:: RECORDS FOR THIS EXERCISE
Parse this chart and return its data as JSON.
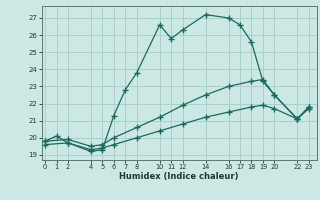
{
  "xlabel": "Humidex (Indice chaleur)",
  "bg_color": "#cce8e4",
  "grid_color": "#aacfca",
  "line_color": "#1a6b5a",
  "line1_x": [
    0,
    1,
    2,
    4,
    5,
    6,
    7,
    8,
    10,
    11,
    12,
    14,
    16,
    17,
    18,
    19,
    20,
    22,
    23
  ],
  "line1_y": [
    19.8,
    20.1,
    19.7,
    19.2,
    19.3,
    21.3,
    22.8,
    23.8,
    26.6,
    25.8,
    26.3,
    27.2,
    27.0,
    26.6,
    25.6,
    23.3,
    22.5,
    21.1,
    21.8
  ],
  "line2_x": [
    0,
    2,
    4,
    5,
    6,
    8,
    10,
    12,
    14,
    16,
    18,
    19,
    20,
    22,
    23
  ],
  "line2_y": [
    19.8,
    19.9,
    19.5,
    19.6,
    20.0,
    20.6,
    21.2,
    21.9,
    22.5,
    23.0,
    23.3,
    23.4,
    22.5,
    21.1,
    21.8
  ],
  "line3_x": [
    0,
    2,
    4,
    5,
    6,
    8,
    10,
    12,
    14,
    16,
    18,
    19,
    20,
    22,
    23
  ],
  "line3_y": [
    19.6,
    19.7,
    19.3,
    19.4,
    19.6,
    20.0,
    20.4,
    20.8,
    21.2,
    21.5,
    21.8,
    21.9,
    21.7,
    21.1,
    21.7
  ],
  "xticks": [
    0,
    1,
    2,
    4,
    5,
    6,
    7,
    8,
    10,
    11,
    12,
    14,
    16,
    17,
    18,
    19,
    20,
    22,
    23
  ],
  "yticks": [
    19,
    20,
    21,
    22,
    23,
    24,
    25,
    26,
    27
  ],
  "ylim": [
    18.7,
    27.7
  ],
  "xlim": [
    -0.3,
    23.7
  ]
}
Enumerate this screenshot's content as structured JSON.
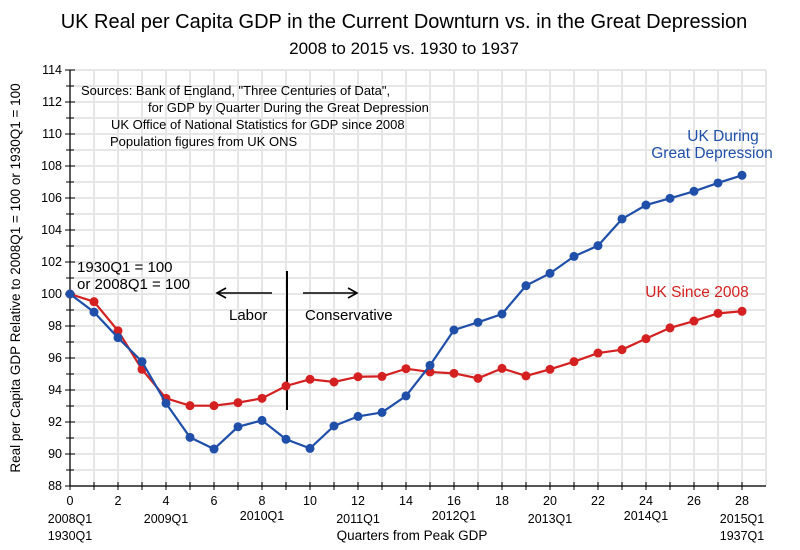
{
  "chart_data": {
    "type": "line",
    "title": "UK Real per Capita GDP in the Current Downturn vs. in the Great Depression",
    "subtitle": "2008 to 2015 vs. 1930 to 1937",
    "xlabel": "Quarters from Peak GDP",
    "ylabel": "Real per Capita GDP Relative to 2008Q1 = 100 or 1930Q1 = 100",
    "xlim": [
      0,
      29
    ],
    "ylim": [
      88,
      114
    ],
    "grid": true,
    "x_ticks": [
      0,
      2,
      4,
      6,
      8,
      10,
      12,
      14,
      16,
      18,
      20,
      22,
      24,
      26,
      28
    ],
    "y_ticks": [
      88,
      90,
      92,
      94,
      96,
      98,
      100,
      102,
      104,
      106,
      108,
      110,
      112,
      114
    ],
    "x_date_labels": [
      {
        "x": 0,
        "lines": [
          "2008Q1",
          "1930Q1"
        ]
      },
      {
        "x": 4,
        "lines": [
          "2009Q1"
        ]
      },
      {
        "x": 8,
        "lines": [
          "2010Q1"
        ]
      },
      {
        "x": 12,
        "lines": [
          "2011Q1"
        ]
      },
      {
        "x": 16,
        "lines": [
          "2012Q1"
        ]
      },
      {
        "x": 20,
        "lines": [
          "2013Q1"
        ]
      },
      {
        "x": 24,
        "lines": [
          "2014Q1"
        ]
      },
      {
        "x": 28,
        "lines": [
          "2015Q1",
          "1937Q1"
        ]
      }
    ],
    "x": [
      0,
      1,
      2,
      3,
      4,
      5,
      6,
      7,
      8,
      9,
      10,
      11,
      12,
      13,
      14,
      15,
      16,
      17,
      18,
      19,
      20,
      21,
      22,
      23,
      24,
      25,
      26,
      27,
      28
    ],
    "series": [
      {
        "name": "UK During Great Depression",
        "label_lines": [
          "UK During",
          "Great Depression"
        ],
        "color": "#1f4fa8",
        "values": [
          100.0,
          98.87,
          97.27,
          95.77,
          93.17,
          91.04,
          90.31,
          91.7,
          92.1,
          90.92,
          90.35,
          91.75,
          92.35,
          92.6,
          93.63,
          95.54,
          97.75,
          98.23,
          98.75,
          100.52,
          101.29,
          102.35,
          103.02,
          104.69,
          105.56,
          105.98,
          106.42,
          106.94,
          107.42
        ]
      },
      {
        "name": "UK Since 2008",
        "label_lines": [
          "UK Since 2008"
        ],
        "color": "#d42020",
        "values": [
          100.0,
          99.52,
          97.7,
          95.29,
          93.48,
          93.02,
          93.02,
          93.21,
          93.48,
          94.25,
          94.67,
          94.5,
          94.83,
          94.85,
          95.33,
          95.13,
          95.04,
          94.73,
          95.35,
          94.88,
          95.29,
          95.77,
          96.31,
          96.52,
          97.21,
          97.88,
          98.31,
          98.79,
          98.92
        ]
      }
    ],
    "annotations": {
      "sources": [
        "Sources:  Bank of England, \"Three Centuries of Data\",",
        "for GDP by Quarter During the Great Depression",
        "UK Office of National Statistics for GDP since 2008",
        "Population figures from UK ONS"
      ],
      "base_note": [
        "1930Q1 = 100",
        "or 2008Q1 = 100"
      ],
      "divider_at_quarter": 9,
      "left_party": "Labor",
      "right_party": "Conservative"
    }
  }
}
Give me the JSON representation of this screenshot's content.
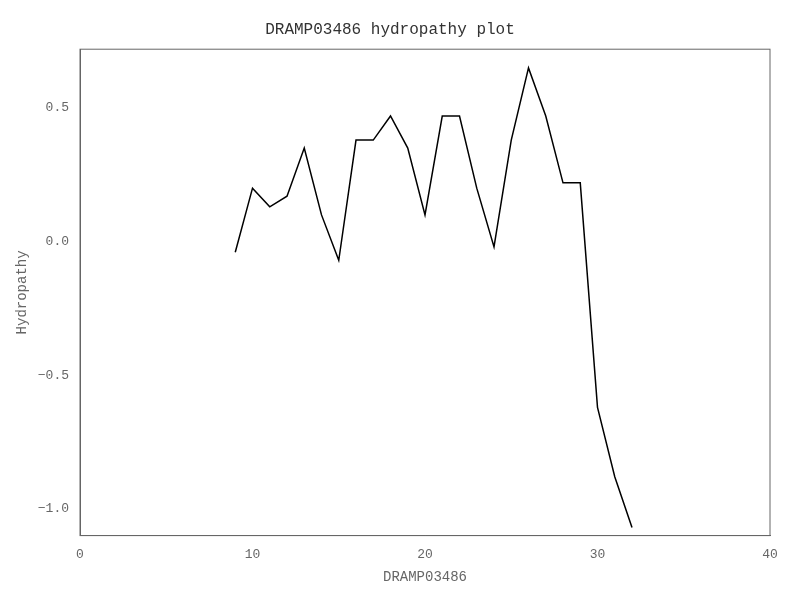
::::
▶ _DO THIS_
Scan the data for the word "content" and copy every line where it shows up.

▶ _EXERCISE ANSWER_
Enumerate this screenshot's content as structured JSON.
Give me the JSON representation of this screenshot's content.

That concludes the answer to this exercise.